Start of MATERIAL FOR THIS EXERCISE

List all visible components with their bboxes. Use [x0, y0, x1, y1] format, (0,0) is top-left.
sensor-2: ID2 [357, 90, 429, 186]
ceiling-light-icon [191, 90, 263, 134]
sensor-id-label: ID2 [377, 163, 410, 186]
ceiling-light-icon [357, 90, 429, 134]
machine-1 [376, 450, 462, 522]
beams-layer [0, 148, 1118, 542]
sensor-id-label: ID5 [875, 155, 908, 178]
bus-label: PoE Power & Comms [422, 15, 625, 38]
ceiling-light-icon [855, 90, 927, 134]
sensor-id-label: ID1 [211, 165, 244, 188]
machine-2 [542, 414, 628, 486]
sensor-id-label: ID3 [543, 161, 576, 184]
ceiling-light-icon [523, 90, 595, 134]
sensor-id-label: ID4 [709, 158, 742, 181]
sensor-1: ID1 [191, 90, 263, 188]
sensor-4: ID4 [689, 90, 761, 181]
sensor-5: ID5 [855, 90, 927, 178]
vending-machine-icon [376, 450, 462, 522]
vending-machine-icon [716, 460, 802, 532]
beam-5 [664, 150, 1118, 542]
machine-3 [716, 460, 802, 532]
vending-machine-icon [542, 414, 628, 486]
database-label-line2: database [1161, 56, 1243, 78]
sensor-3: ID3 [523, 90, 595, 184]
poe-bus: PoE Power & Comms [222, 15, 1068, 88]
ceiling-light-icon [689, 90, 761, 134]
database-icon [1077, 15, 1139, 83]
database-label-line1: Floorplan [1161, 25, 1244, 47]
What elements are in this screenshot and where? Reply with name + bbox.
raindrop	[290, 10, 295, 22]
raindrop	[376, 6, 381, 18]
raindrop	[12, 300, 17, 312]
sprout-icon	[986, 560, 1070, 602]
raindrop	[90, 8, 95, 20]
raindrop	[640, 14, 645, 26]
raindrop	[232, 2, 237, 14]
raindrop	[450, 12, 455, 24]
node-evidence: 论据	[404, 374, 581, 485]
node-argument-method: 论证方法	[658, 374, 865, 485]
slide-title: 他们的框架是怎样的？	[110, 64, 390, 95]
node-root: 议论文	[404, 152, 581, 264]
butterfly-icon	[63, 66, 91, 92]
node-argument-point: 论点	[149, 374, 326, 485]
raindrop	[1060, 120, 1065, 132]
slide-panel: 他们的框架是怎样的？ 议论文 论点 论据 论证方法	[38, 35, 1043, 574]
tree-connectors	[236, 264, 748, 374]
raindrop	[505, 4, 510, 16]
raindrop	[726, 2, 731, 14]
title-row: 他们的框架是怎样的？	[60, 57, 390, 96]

End of MATERIAL FOR THIS EXERCISE

◆ PROBLEM DESCRIPTION: Repeat every line of the data above without changing anything.

◆ RESULT OF THE EXERCISE:
List all visible components with their bboxes. Use [x0, y0, x1, y1] format, (0,0) is top-left.
sensor-2: ID2 [357, 90, 429, 186]
ceiling-light-icon [191, 90, 263, 134]
sensor-id-label: ID2 [377, 163, 410, 186]
ceiling-light-icon [357, 90, 429, 134]
machine-1 [376, 450, 462, 522]
beams-layer [0, 148, 1118, 542]
sensor-id-label: ID5 [875, 155, 908, 178]
bus-label: PoE Power & Comms [422, 15, 625, 38]
ceiling-light-icon [855, 90, 927, 134]
sensor-id-label: ID1 [211, 165, 244, 188]
machine-2 [542, 414, 628, 486]
sensor-id-label: ID3 [543, 161, 576, 184]
ceiling-light-icon [523, 90, 595, 134]
sensor-id-label: ID4 [709, 158, 742, 181]
sensor-1: ID1 [191, 90, 263, 188]
sensor-4: ID4 [689, 90, 761, 181]
sensor-5: ID5 [855, 90, 927, 178]
vending-machine-icon [376, 450, 462, 522]
vending-machine-icon [716, 460, 802, 532]
beam-5 [664, 150, 1118, 542]
machine-3 [716, 460, 802, 532]
vending-machine-icon [542, 414, 628, 486]
database-label-line2: database [1161, 56, 1243, 78]
sensor-3: ID3 [523, 90, 595, 184]
poe-bus: PoE Power & Comms [222, 15, 1068, 88]
ceiling-light-icon [689, 90, 761, 134]
database-icon [1077, 15, 1139, 83]
database-label-line1: Floorplan [1161, 25, 1244, 47]
What elements are in this screenshot and where? Reply with name + bbox.
raindrop	[290, 10, 295, 22]
raindrop	[376, 6, 381, 18]
raindrop	[12, 300, 17, 312]
sprout-icon	[986, 560, 1070, 602]
raindrop	[90, 8, 95, 20]
raindrop	[640, 14, 645, 26]
raindrop	[232, 2, 237, 14]
raindrop	[450, 12, 455, 24]
node-evidence: 论据	[404, 374, 581, 485]
node-argument-method: 论证方法	[658, 374, 865, 485]
slide-title: 他们的框架是怎样的？	[110, 64, 390, 95]
node-root: 议论文	[404, 152, 581, 264]
butterfly-icon	[63, 66, 91, 92]
node-argument-point: 论点	[149, 374, 326, 485]
raindrop	[1060, 120, 1065, 132]
slide-panel: 他们的框架是怎样的？ 议论文 论点 论据 论证方法	[38, 35, 1043, 574]
tree-connectors	[236, 264, 748, 374]
raindrop	[505, 4, 510, 16]
raindrop	[726, 2, 731, 14]
title-row: 他们的框架是怎样的？	[60, 57, 390, 96]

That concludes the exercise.